**What you should do**
Look for "Type out the text in this image." in the records below, then copy that line and every line after it, exactly and with nothing added.

==============================

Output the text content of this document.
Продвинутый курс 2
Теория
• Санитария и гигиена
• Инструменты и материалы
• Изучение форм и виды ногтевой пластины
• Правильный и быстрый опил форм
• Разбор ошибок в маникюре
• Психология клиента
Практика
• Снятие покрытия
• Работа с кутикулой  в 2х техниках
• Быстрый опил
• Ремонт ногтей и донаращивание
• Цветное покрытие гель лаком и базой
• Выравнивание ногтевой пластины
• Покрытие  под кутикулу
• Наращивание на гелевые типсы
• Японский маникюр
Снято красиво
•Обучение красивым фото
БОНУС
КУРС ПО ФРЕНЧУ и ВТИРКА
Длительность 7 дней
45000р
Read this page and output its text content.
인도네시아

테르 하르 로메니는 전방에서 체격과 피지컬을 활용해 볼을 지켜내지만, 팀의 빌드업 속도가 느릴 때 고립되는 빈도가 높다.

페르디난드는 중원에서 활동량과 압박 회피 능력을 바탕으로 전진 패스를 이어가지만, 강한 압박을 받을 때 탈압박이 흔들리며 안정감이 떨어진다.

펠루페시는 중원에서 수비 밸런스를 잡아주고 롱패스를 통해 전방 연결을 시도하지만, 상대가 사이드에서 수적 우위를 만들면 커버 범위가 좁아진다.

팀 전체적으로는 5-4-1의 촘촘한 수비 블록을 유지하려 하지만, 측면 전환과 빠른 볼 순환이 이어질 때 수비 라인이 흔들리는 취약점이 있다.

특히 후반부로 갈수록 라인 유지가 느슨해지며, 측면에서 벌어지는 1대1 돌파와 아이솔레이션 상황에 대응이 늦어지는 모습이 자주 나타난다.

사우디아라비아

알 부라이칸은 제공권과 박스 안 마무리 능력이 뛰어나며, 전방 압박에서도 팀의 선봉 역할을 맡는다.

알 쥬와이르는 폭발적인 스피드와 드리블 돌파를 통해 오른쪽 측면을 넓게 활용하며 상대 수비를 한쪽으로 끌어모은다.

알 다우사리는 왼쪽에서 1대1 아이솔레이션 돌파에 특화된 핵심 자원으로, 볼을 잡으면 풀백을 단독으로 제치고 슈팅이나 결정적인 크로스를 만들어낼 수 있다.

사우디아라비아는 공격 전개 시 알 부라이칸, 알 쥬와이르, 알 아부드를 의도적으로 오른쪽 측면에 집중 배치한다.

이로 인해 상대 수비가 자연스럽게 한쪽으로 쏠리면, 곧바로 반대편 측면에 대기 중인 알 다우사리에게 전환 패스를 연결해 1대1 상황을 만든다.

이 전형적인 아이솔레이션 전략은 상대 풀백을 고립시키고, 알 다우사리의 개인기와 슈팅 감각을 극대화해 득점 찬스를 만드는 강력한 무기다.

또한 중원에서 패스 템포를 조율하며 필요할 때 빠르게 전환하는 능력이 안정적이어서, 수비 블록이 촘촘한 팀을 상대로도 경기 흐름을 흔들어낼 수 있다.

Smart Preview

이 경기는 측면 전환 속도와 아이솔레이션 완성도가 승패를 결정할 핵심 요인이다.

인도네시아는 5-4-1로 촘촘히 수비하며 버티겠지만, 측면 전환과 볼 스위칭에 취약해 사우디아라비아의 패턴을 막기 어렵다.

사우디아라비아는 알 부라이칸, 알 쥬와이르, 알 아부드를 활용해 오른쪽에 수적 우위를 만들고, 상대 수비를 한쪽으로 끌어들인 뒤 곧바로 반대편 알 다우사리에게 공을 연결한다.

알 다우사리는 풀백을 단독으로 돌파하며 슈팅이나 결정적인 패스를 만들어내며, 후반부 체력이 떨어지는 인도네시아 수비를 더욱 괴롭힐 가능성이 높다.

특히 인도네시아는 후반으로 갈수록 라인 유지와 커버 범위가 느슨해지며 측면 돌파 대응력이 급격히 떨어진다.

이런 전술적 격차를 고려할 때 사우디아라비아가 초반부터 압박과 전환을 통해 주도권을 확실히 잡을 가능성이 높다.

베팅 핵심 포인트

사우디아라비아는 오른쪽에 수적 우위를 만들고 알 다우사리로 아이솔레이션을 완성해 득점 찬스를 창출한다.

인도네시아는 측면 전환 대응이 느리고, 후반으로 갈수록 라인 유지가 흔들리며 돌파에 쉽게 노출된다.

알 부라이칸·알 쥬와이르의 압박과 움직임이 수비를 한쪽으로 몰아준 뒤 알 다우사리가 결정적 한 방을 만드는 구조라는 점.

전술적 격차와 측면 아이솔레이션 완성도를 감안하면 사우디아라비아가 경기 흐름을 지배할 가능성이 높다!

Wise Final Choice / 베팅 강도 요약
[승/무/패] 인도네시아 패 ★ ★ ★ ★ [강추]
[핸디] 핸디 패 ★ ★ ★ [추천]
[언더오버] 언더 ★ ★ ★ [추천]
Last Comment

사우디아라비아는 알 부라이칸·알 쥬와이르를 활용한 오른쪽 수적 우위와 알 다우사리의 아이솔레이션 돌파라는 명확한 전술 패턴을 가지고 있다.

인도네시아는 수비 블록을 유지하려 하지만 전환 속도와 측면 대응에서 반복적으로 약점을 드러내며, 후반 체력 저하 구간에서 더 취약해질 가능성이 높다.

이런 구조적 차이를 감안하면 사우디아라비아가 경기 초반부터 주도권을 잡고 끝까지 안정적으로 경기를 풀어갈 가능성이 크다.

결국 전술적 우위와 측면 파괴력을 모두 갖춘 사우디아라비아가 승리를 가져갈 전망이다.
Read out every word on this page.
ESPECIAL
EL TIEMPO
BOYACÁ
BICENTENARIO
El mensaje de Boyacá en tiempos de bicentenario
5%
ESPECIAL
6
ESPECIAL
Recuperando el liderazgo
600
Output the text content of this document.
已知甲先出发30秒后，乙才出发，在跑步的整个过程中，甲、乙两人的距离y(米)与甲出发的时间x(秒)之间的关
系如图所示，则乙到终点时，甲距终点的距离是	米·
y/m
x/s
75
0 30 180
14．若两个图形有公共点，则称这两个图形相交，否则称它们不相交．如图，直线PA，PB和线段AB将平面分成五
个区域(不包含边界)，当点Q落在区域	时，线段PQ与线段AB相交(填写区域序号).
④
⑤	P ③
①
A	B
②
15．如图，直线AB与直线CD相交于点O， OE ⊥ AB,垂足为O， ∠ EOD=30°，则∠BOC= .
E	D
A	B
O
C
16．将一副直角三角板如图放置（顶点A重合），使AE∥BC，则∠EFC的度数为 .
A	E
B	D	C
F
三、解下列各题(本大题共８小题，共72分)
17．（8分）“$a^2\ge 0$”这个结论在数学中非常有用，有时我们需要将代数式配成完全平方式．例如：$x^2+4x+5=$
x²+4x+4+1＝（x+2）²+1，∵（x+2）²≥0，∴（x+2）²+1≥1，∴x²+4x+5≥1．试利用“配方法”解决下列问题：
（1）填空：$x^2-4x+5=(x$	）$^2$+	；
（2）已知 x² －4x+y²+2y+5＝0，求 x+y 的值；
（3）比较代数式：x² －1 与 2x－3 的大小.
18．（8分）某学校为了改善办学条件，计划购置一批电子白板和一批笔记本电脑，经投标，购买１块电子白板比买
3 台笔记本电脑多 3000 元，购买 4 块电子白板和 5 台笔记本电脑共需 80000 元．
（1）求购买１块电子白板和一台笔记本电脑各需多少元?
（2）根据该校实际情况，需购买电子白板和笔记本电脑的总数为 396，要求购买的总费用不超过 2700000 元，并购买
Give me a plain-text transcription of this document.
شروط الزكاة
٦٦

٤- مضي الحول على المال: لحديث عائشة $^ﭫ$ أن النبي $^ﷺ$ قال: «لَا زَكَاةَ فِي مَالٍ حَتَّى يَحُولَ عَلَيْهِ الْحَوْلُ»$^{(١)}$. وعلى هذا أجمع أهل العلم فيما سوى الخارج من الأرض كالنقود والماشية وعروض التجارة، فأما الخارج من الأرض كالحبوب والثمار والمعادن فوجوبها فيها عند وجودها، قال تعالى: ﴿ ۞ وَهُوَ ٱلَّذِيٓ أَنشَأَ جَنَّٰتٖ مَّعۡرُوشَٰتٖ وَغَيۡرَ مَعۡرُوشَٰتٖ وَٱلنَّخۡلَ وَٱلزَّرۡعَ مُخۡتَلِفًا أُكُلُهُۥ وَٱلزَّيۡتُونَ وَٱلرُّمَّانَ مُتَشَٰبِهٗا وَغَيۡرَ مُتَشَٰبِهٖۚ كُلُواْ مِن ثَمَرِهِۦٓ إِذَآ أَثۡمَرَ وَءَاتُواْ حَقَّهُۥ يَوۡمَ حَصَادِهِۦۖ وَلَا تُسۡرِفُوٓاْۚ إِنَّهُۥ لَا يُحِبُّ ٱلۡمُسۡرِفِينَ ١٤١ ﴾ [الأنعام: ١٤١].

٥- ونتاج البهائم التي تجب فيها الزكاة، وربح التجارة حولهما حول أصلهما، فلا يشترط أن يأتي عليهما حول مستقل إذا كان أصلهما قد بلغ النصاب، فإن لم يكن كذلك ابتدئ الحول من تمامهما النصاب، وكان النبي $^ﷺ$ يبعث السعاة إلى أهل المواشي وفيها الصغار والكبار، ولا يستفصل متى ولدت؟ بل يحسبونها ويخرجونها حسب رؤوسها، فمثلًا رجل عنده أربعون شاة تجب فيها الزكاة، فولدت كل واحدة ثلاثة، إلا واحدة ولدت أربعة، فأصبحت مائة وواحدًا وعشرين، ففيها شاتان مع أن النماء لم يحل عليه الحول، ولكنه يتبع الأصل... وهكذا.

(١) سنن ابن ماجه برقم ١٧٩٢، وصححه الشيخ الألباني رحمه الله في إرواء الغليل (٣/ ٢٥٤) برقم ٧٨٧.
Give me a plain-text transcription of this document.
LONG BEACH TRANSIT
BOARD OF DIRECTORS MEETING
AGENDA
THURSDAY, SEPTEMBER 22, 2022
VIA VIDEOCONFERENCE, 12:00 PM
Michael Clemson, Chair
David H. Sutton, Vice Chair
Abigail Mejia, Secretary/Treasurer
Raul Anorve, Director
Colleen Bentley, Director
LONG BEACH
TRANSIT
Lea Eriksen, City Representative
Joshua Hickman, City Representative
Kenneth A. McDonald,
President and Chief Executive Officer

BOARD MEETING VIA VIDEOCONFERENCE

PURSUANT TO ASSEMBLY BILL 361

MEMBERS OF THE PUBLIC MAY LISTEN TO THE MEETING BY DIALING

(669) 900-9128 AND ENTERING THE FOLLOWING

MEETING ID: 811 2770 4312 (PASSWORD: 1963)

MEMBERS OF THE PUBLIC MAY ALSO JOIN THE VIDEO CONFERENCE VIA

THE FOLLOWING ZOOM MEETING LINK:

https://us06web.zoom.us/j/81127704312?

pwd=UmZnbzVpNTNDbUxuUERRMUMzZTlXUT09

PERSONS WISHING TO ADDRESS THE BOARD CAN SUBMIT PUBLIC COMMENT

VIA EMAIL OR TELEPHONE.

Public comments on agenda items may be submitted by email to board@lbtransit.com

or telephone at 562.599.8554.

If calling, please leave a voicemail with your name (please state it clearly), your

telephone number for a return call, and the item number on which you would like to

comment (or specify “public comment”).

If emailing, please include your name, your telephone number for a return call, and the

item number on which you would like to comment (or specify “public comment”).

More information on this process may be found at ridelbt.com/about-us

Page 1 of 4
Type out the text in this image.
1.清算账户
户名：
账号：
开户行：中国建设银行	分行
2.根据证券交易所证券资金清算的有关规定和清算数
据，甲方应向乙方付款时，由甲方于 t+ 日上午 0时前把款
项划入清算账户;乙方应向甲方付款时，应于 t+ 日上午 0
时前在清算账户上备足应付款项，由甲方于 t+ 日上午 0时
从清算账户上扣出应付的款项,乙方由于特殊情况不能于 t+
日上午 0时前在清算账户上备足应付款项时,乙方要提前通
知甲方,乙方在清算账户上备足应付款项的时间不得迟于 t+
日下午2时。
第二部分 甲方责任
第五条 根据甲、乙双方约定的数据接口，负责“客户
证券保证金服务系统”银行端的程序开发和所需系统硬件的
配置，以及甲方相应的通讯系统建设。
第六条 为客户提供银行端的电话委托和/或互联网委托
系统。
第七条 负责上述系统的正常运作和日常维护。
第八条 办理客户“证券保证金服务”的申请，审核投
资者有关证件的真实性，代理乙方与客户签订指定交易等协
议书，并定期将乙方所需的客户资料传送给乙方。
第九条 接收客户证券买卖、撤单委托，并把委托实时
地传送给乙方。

==============================

**Complete response**
Type out the text in this image.
1.清算账户
户名：
账号：
开户行：中国建设银行	分行
2.根据证券交易所证券资金清算的有关规定和清算数
据，甲方应向乙方付款时，由甲方于 t+ 日上午 0时前把款
项划入清算账户;乙方应向甲方付款时，应于 t+ 日上午 0
时前在清算账户上备足应付款项，由甲方于 t+ 日上午 0时
从清算账户上扣出应付的款项,乙方由于特殊情况不能于 t+
日上午 0时前在清算账户上备足应付款项时,乙方要提前通
知甲方,乙方在清算账户上备足应付款项的时间不得迟于 t+
日下午2时。
第二部分 甲方责任
第五条 根据甲、乙双方约定的数据接口，负责“客户
证券保证金服务系统”银行端的程序开发和所需系统硬件的
配置，以及甲方相应的通讯系统建设。
第六条 为客户提供银行端的电话委托和/或互联网委托
系统。
第七条 负责上述系统的正常运作和日常维护。
第八条 办理客户“证券保证金服务”的申请，审核投
资者有关证件的真实性，代理乙方与客户签订指定交易等协
议书，并定期将乙方所需的客户资料传送给乙方。
第九条 接收客户证券买卖、撤单委托，并把委托实时
地传送给乙方。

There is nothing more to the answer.